- _DATA EXCERPTS_:
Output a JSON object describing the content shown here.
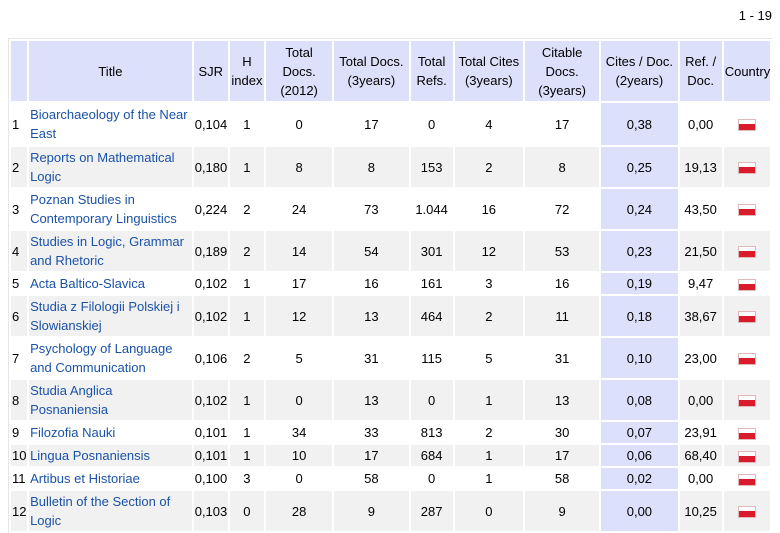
{
  "pager": "1 - 19",
  "columns": {
    "title": "Title",
    "sjr": "SJR",
    "h_index": "H index",
    "total_docs_year": "Total Docs. (2012)",
    "total_docs_3y": "Total Docs. (3years)",
    "total_refs": "Total Refs.",
    "total_cites_3y": "Total Cites (3years)",
    "citable_docs_3y": "Citable Docs. (3years)",
    "cites_per_doc": "Cites / Doc. (2years)",
    "refs_per_doc": "Ref. / Doc.",
    "country": "Country"
  },
  "country_flag": "flag-poland-icon",
  "rows": [
    {
      "rank": "1",
      "title": "Bioarchaeology of the Near East",
      "sjr": "0,104",
      "h": "1",
      "docs": "0",
      "docs3": "17",
      "refs": "0",
      "cites3": "4",
      "citable3": "17",
      "cpd": "0,38",
      "rpd": "0,00"
    },
    {
      "rank": "2",
      "title": "Reports on Mathematical Logic",
      "sjr": "0,180",
      "h": "1",
      "docs": "8",
      "docs3": "8",
      "refs": "153",
      "cites3": "2",
      "citable3": "8",
      "cpd": "0,25",
      "rpd": "19,13"
    },
    {
      "rank": "3",
      "title": "Poznan Studies in Contemporary Linguistics",
      "sjr": "0,224",
      "h": "2",
      "docs": "24",
      "docs3": "73",
      "refs": "1.044",
      "cites3": "16",
      "citable3": "72",
      "cpd": "0,24",
      "rpd": "43,50"
    },
    {
      "rank": "4",
      "title": "Studies in Logic, Grammar and Rhetoric",
      "sjr": "0,189",
      "h": "2",
      "docs": "14",
      "docs3": "54",
      "refs": "301",
      "cites3": "12",
      "citable3": "53",
      "cpd": "0,23",
      "rpd": "21,50"
    },
    {
      "rank": "5",
      "title": "Acta Baltico-Slavica",
      "sjr": "0,102",
      "h": "1",
      "docs": "17",
      "docs3": "16",
      "refs": "161",
      "cites3": "3",
      "citable3": "16",
      "cpd": "0,19",
      "rpd": "9,47"
    },
    {
      "rank": "6",
      "title": "Studia z Filologii Polskiej i Slowianskiej",
      "sjr": "0,102",
      "h": "1",
      "docs": "12",
      "docs3": "13",
      "refs": "464",
      "cites3": "2",
      "citable3": "11",
      "cpd": "0,18",
      "rpd": "38,67"
    },
    {
      "rank": "7",
      "title": "Psychology of Language and Communication",
      "sjr": "0,106",
      "h": "2",
      "docs": "5",
      "docs3": "31",
      "refs": "115",
      "cites3": "5",
      "citable3": "31",
      "cpd": "0,10",
      "rpd": "23,00"
    },
    {
      "rank": "8",
      "title": "Studia Anglica Posnaniensia",
      "sjr": "0,102",
      "h": "1",
      "docs": "0",
      "docs3": "13",
      "refs": "0",
      "cites3": "1",
      "citable3": "13",
      "cpd": "0,08",
      "rpd": "0,00"
    },
    {
      "rank": "9",
      "title": "Filozofia Nauki",
      "sjr": "0,101",
      "h": "1",
      "docs": "34",
      "docs3": "33",
      "refs": "813",
      "cites3": "2",
      "citable3": "30",
      "cpd": "0,07",
      "rpd": "23,91"
    },
    {
      "rank": "10",
      "title": "Lingua Posnaniensis",
      "sjr": "0,101",
      "h": "1",
      "docs": "10",
      "docs3": "17",
      "refs": "684",
      "cites3": "1",
      "citable3": "17",
      "cpd": "0,06",
      "rpd": "68,40"
    },
    {
      "rank": "11",
      "title": "Artibus et Historiae",
      "sjr": "0,100",
      "h": "3",
      "docs": "0",
      "docs3": "58",
      "refs": "0",
      "cites3": "1",
      "citable3": "58",
      "cpd": "0,02",
      "rpd": "0,00"
    },
    {
      "rank": "12",
      "title": "Bulletin of the Section of Logic",
      "sjr": "0,103",
      "h": "0",
      "docs": "28",
      "docs3": "9",
      "refs": "287",
      "cites3": "0",
      "citable3": "9",
      "cpd": "0,00",
      "rpd": "10,25"
    }
  ]
}
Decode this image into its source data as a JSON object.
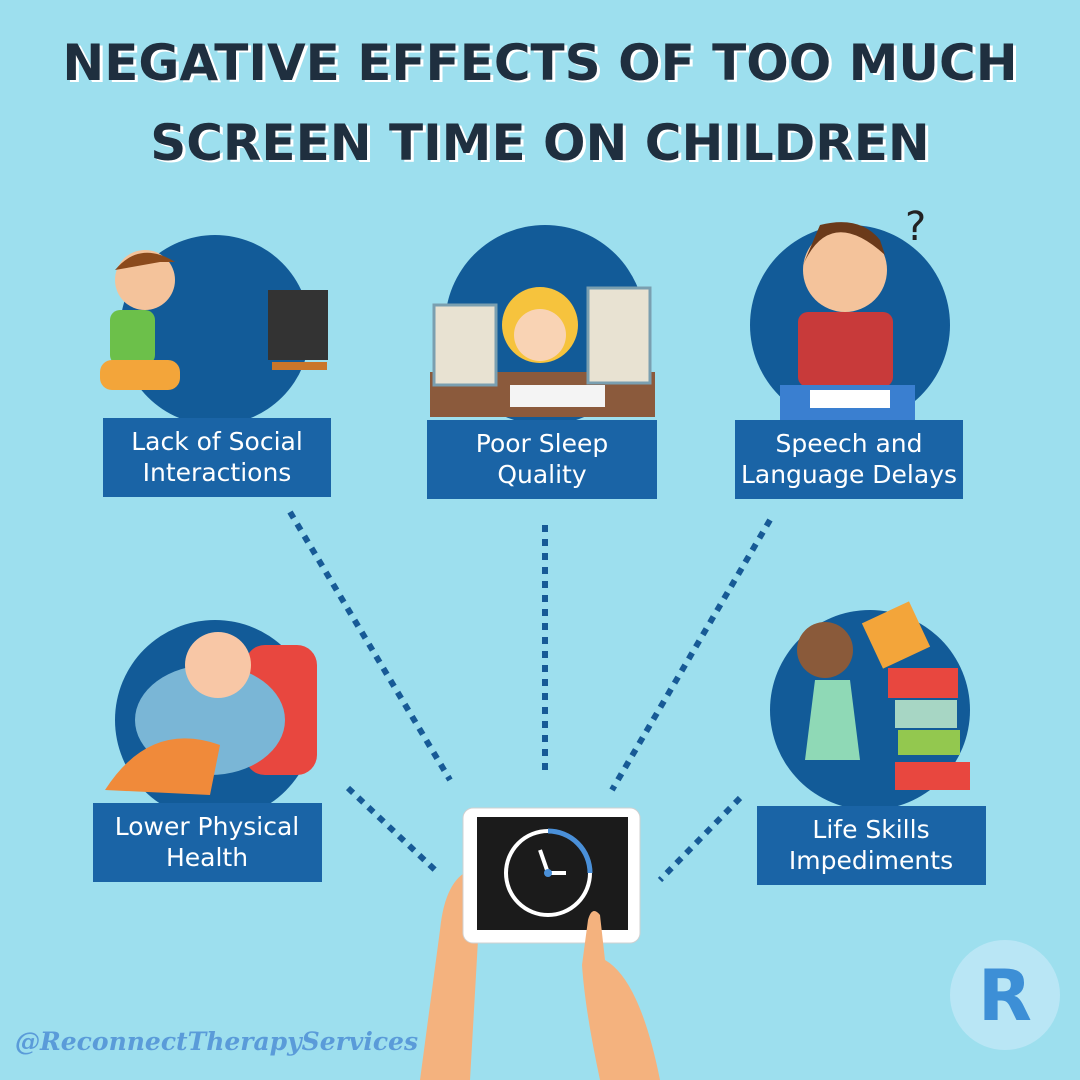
{
  "header": {
    "title": [
      "NEGATIVE EFFECTS OF TOO MUCH",
      "SCREEN TIME ON CHILDREN"
    ]
  },
  "effects": [
    {
      "label": [
        "Lack of Social",
        "Interactions"
      ]
    },
    {
      "label": [
        "Poor Sleep",
        "Quality"
      ]
    },
    {
      "label": [
        "Speech and",
        "Language Delays"
      ]
    },
    {
      "label": [
        "Lower Physical",
        "Health"
      ]
    },
    {
      "label": [
        "Life Skills",
        "Impediments"
      ]
    }
  ],
  "illustration": {
    "question_mark": "?"
  },
  "footer": {
    "handle": "@ReconnectTherapyServices",
    "logo": "R"
  }
}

- _THE PROBLEM_: Of the lines in the data, how many hold the string "JSON"? State the number, nothing else.

- _SOLUTION TO THIS TASK_: 2